Source data:
----

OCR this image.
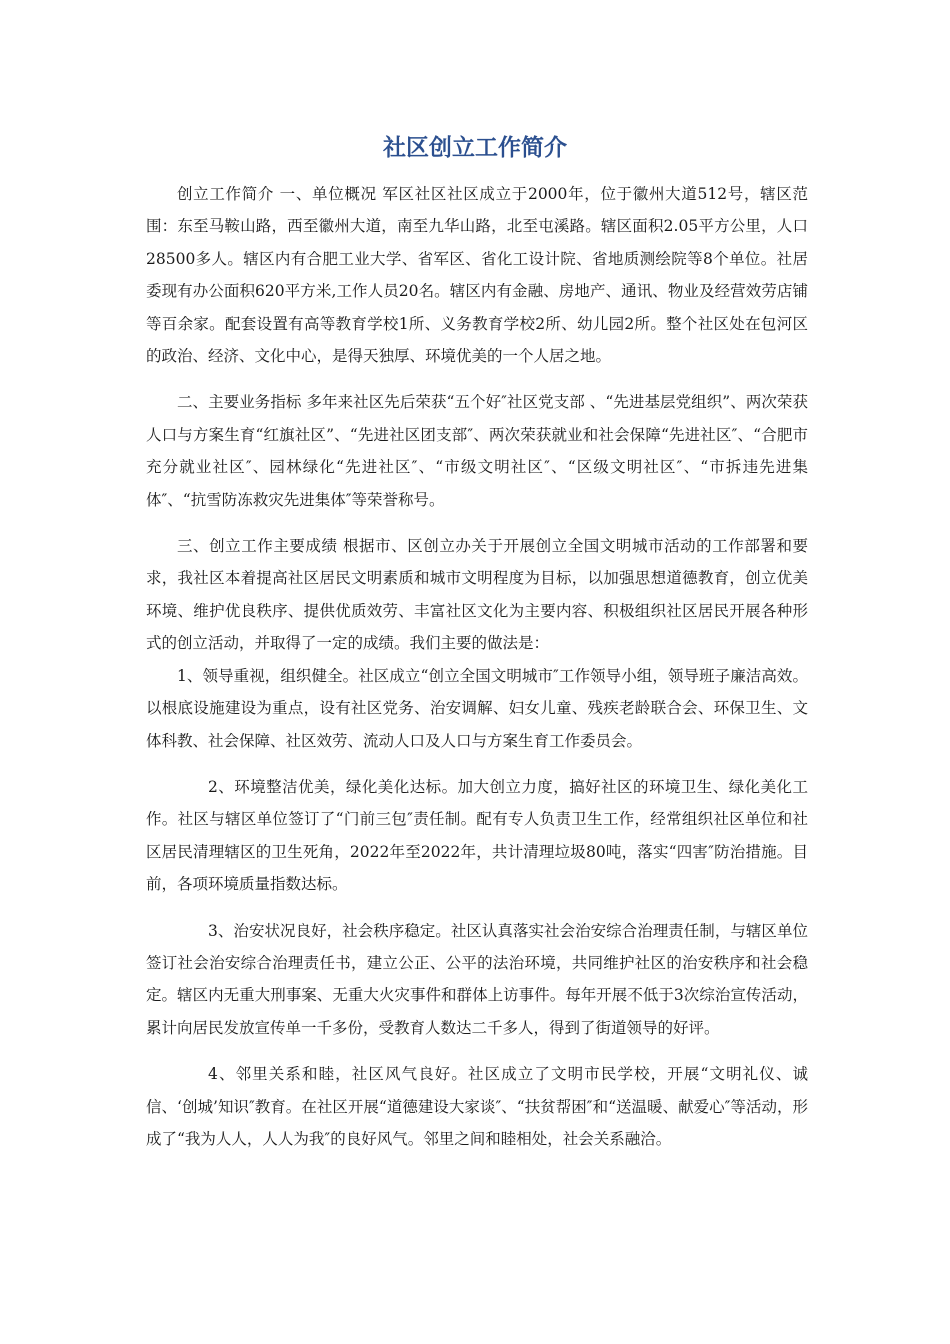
社区创立工作简介

创立工作简介 一、单位概况 军区社区社区成立于2000年，位于徽州大道512号，辖区范围：东至马鞍山路，西至徽州大道，南至九华山路，北至屯溪路。辖区面积2.05平方公里，人口28500多人。辖区内有合肥工业大学、省军区、省化工设计院、省地质测绘院等8个单位。社居委现有办公面积620平方米,工作人员20名。辖区内有金融、房地产、通讯、物业及经营效劳店铺等百余家。配套设置有高等教育学校1所、义务教育学校2所、幼儿园2所。整个社区处在包河区的政治、经济、文化中心，是得天独厚、环境优美的一个人居之地。

二、主要业务指标 多年来社区先后荣获“五个好″社区党支部 、“先进基层党组织”、两次荣获人口与方案生育“红旗社区”、“先进社区团支部″、两次荣获就业和社会保障“先进社区″、“合肥市充分就业社区″、园林绿化“先进社区″、“市级文明社区″、“区级文明社区″、“市拆违先进集体″、“抗雪防冻救灾先进集体″等荣誉称号。

三、创立工作主要成绩 根据市、区创立办关于开展创立全国文明城市活动的工作部署和要求，我社区本着提高社区居民文明素质和城市文明程度为目标，以加强思想道德教育，创立优美环境、维护优良秩序、提供优质效劳、丰富社区文化为主要内容、积极组织社区居民开展各种形式的创立活动，并取得了一定的成绩。我们主要的做法是：

1、领导重视，组织健全。社区成立“创立全国文明城市″工作领导小组，领导班子廉洁高效。以根底设施建设为重点，设有社区党务、治安调解、妇女儿童、残疾老龄联合会、环保卫生、文体科教、社会保障、社区效劳、流动人口及人口与方案生育工作委员会。

2、环境整洁优美，绿化美化达标。加大创立力度，搞好社区的环境卫生、绿化美化工作。社区与辖区单位签订了“门前三包″责任制。配有专人负责卫生工作，经常组织社区单位和社区居民清理辖区的卫生死角，2022年至2022年，共计清理垃圾80吨，落实“四害″防治措施。目前，各项环境质量指数达标。

3、治安状况良好，社会秩序稳定。社区认真落实社会治安综合治理责任制，与辖区单位签订社会治安综合治理责任书，建立公正、公平的法治环境，共同维护社区的治安秩序和社会稳定。辖区内无重大刑事案、无重大火灾事件和群体上访事件。每年开展不低于3次综治宣传活动，累计向居民发放宣传单一千多份，受教育人数达二千多人，得到了街道领导的好评。

4、邻里关系和睦，社区风气良好。社区成立了文明市民学校，开展“文明礼仪、诚信、‘创城’知识″教育。在社区开展“道德建设大家谈″、“扶贫帮困″和“送温暖、献爱心″等活动，形成了“我为人人，人人为我″的良好风气。邻里之间和睦相处，社会关系融洽。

----

Every line above should be returned exactly; the pictures stay out.

OCR this image.
社区创立工作简介

创立工作简介 一、单位概况 军区社区社区成立于2000年，位于徽州大道512号，辖区范围：东至马鞍山路，西至徽州大道，南至九华山路，北至屯溪路。辖区面积2.05平方公里，人口28500多人。辖区内有合肥工业大学、省军区、省化工设计院、省地质测绘院等8个单位。社居委现有办公面积620平方米,工作人员20名。辖区内有金融、房地产、通讯、物业及经营效劳店铺等百余家。配套设置有高等教育学校1所、义务教育学校2所、幼儿园2所。整个社区处在包河区的政治、经济、文化中心，是得天独厚、环境优美的一个人居之地。

二、主要业务指标 多年来社区先后荣获“五个好″社区党支部 、“先进基层党组织”、两次荣获人口与方案生育“红旗社区”、“先进社区团支部″、两次荣获就业和社会保障“先进社区″、“合肥市充分就业社区″、园林绿化“先进社区″、“市级文明社区″、“区级文明社区″、“市拆违先进集体″、“抗雪防冻救灾先进集体″等荣誉称号。

三、创立工作主要成绩 根据市、区创立办关于开展创立全国文明城市活动的工作部署和要求，我社区本着提高社区居民文明素质和城市文明程度为目标，以加强思想道德教育，创立优美环境、维护优良秩序、提供优质效劳、丰富社区文化为主要内容、积极组织社区居民开展各种形式的创立活动，并取得了一定的成绩。我们主要的做法是：

1、领导重视，组织健全。社区成立“创立全国文明城市″工作领导小组，领导班子廉洁高效。以根底设施建设为重点，设有社区党务、治安调解、妇女儿童、残疾老龄联合会、环保卫生、文体科教、社会保障、社区效劳、流动人口及人口与方案生育工作委员会。

2、环境整洁优美，绿化美化达标。加大创立力度，搞好社区的环境卫生、绿化美化工作。社区与辖区单位签订了“门前三包″责任制。配有专人负责卫生工作，经常组织社区单位和社区居民清理辖区的卫生死角，2022年至2022年，共计清理垃圾80吨，落实“四害″防治措施。目前，各项环境质量指数达标。

3、治安状况良好，社会秩序稳定。社区认真落实社会治安综合治理责任制，与辖区单位签订社会治安综合治理责任书，建立公正、公平的法治环境，共同维护社区的治安秩序和社会稳定。辖区内无重大刑事案、无重大火灾事件和群体上访事件。每年开展不低于3次综治宣传活动，累计向居民发放宣传单一千多份，受教育人数达二千多人，得到了街道领导的好评。

4、邻里关系和睦，社区风气良好。社区成立了文明市民学校，开展“文明礼仪、诚信、‘创城’知识″教育。在社区开展“道德建设大家谈″、“扶贫帮困″和“送温暖、献爱心″等活动，形成了“我为人人，人人为我″的良好风气。邻里之间和睦相处，社会关系融洽。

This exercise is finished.